Print the entries in full, word for word, but not the pictures.
━━━ INPUT FOR THIS TASK
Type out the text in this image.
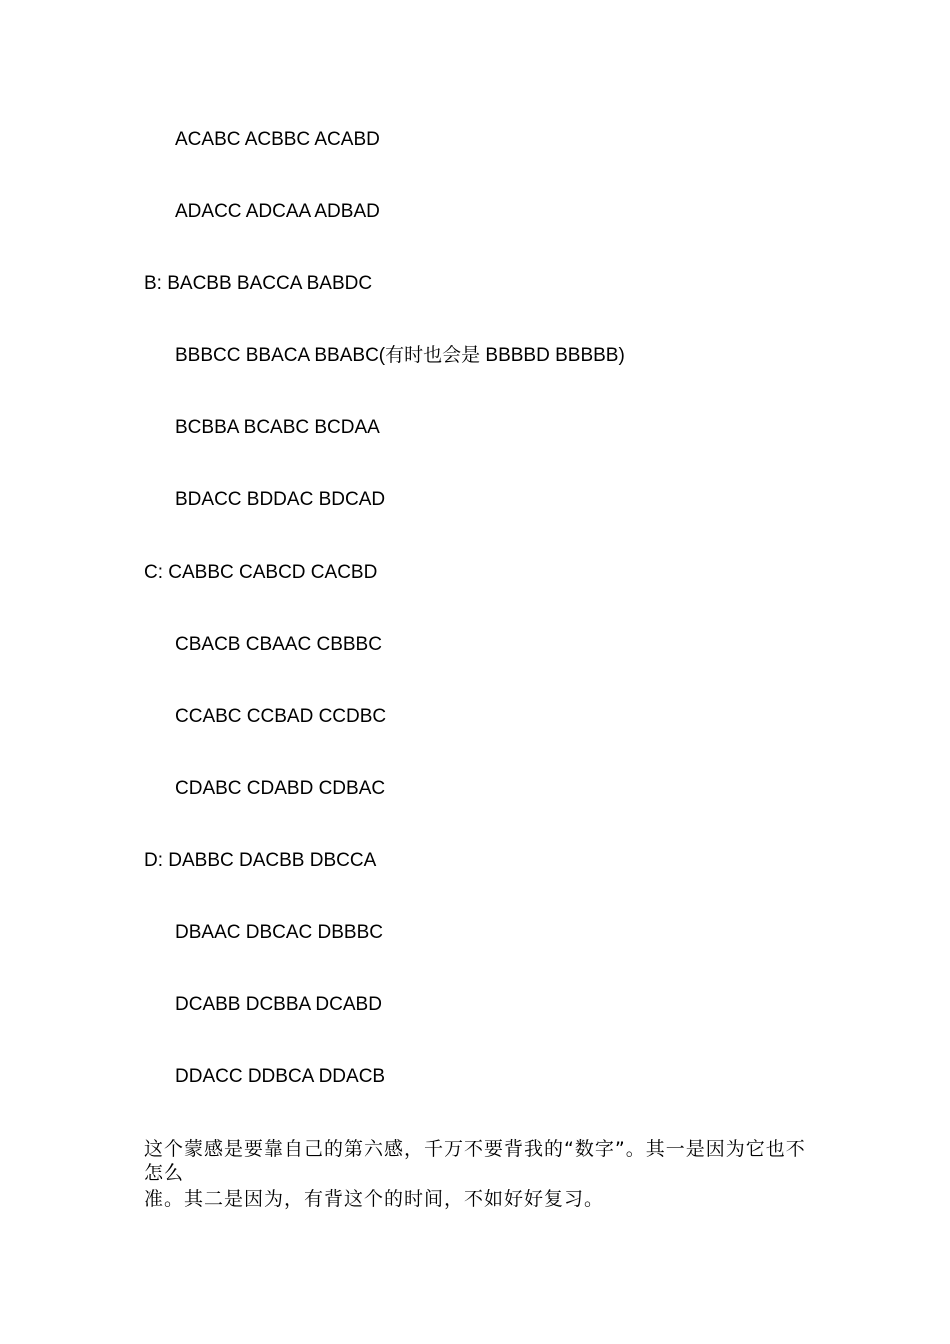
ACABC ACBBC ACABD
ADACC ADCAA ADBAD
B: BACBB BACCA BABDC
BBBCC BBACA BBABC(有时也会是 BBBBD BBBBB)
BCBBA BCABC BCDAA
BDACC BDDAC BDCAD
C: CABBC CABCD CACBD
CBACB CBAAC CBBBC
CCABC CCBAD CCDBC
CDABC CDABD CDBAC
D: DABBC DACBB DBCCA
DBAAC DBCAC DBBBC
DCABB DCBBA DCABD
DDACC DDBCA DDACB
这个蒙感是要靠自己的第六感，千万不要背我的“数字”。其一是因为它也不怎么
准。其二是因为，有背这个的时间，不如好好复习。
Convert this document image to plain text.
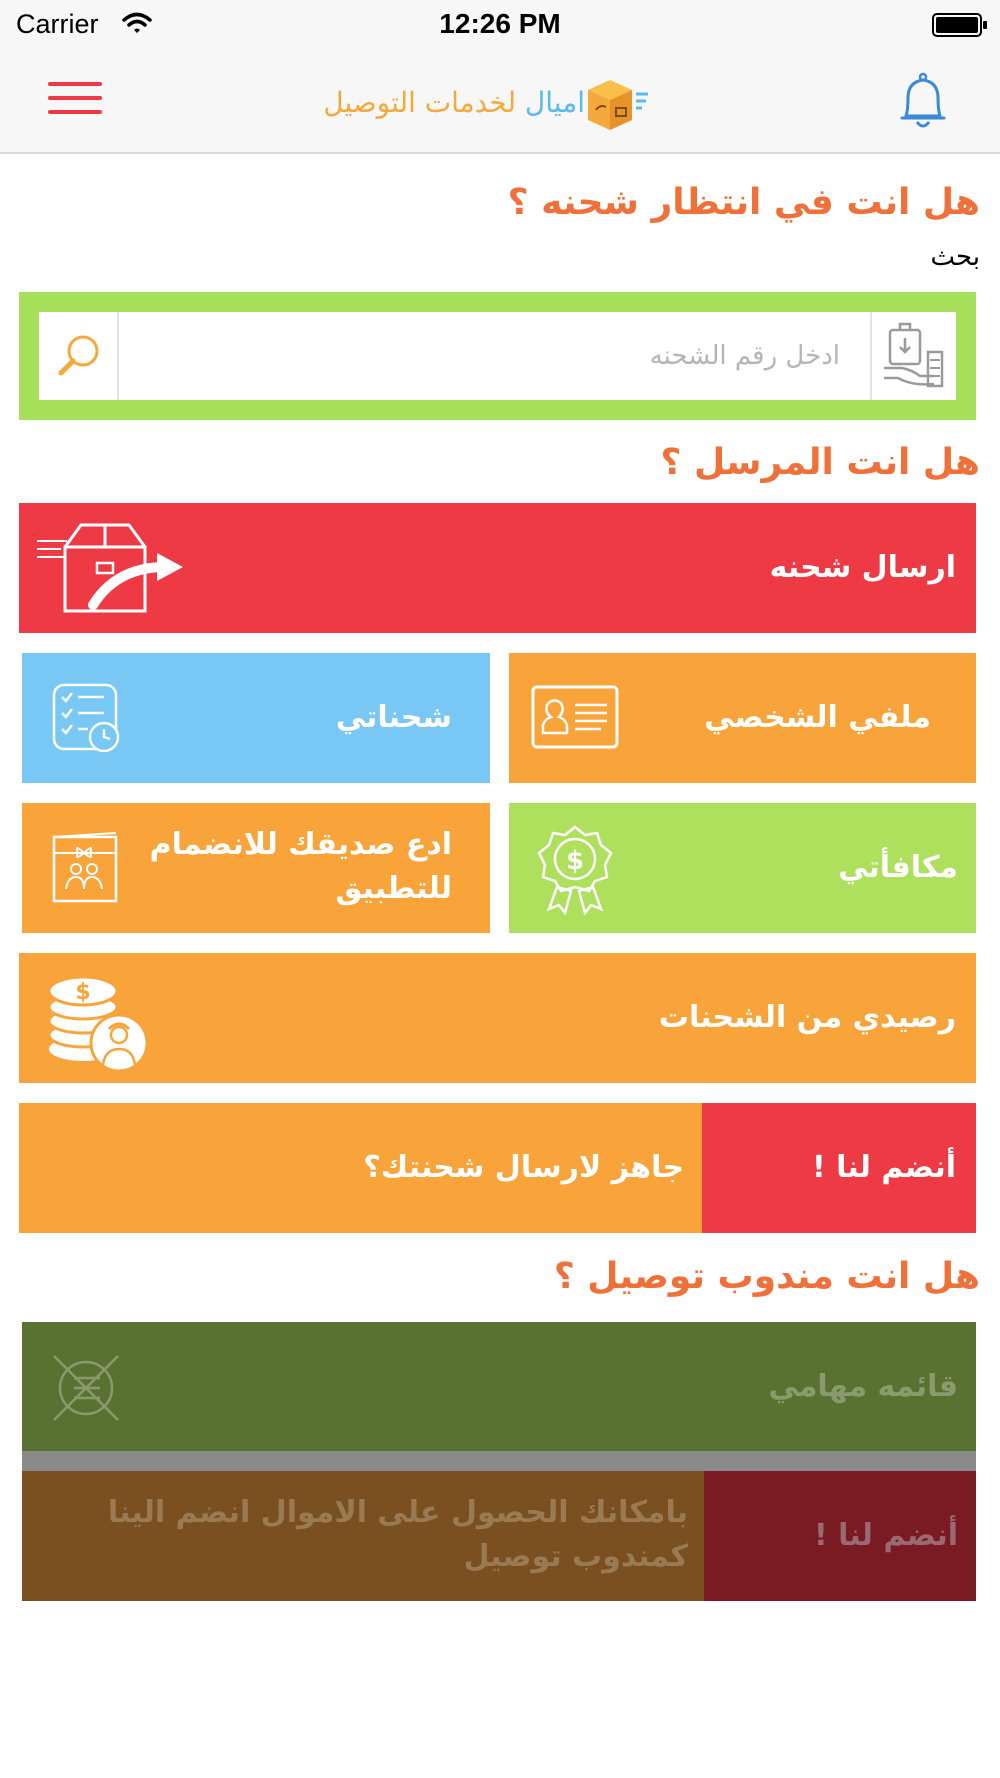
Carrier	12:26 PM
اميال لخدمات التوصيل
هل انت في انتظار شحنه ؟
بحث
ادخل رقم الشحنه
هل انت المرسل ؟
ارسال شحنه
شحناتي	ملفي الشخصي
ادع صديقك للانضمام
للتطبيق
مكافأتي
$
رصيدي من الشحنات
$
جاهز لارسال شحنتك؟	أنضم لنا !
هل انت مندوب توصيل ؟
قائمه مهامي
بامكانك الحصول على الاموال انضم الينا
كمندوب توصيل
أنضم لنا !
━━━━━━
*OUTPUT FOR THIS EXERCISE*.
Type out the text in this image.
ACABC ACBBC ACABD
ADACC ADCAA ADBAD
B: BACBB BACCA BABDC
BBBCC BBACA BBABC(有时也会是 BBBBD BBBBB)
BCBBA BCABC BCDAA
BDACC BDDAC BDCAD
C: CABBC CABCD CACBD
CBACB CBAAC CBBBC
CCABC CCBAD CCDBC
CDABC CDABD CDBAC
D: DABBC DACBB DBCCA
DBAAC DBCAC DBBBC
DCABB DCBBA DCABD
DDACC DDBCA DDACB
这个蒙感是要靠自己的第六感，千万不要背我的“数字”。其一是因为它也不怎么
准。其二是因为，有背这个的时间，不如好好复习。
Convert this document image to plain text.
Carrier	12:26 PM
اميال لخدمات التوصيل
هل انت في انتظار شحنه ؟
بحث
ادخل رقم الشحنه
هل انت المرسل ؟
ارسال شحنه
شحناتي	ملفي الشخصي
ادع صديقك للانضمام
للتطبيق
مكافأتي
$
رصيدي من الشحنات
$
جاهز لارسال شحنتك؟	أنضم لنا !
هل انت مندوب توصيل ؟
قائمه مهامي
بامكانك الحصول على الاموال انضم الينا
كمندوب توصيل
أنضم لنا !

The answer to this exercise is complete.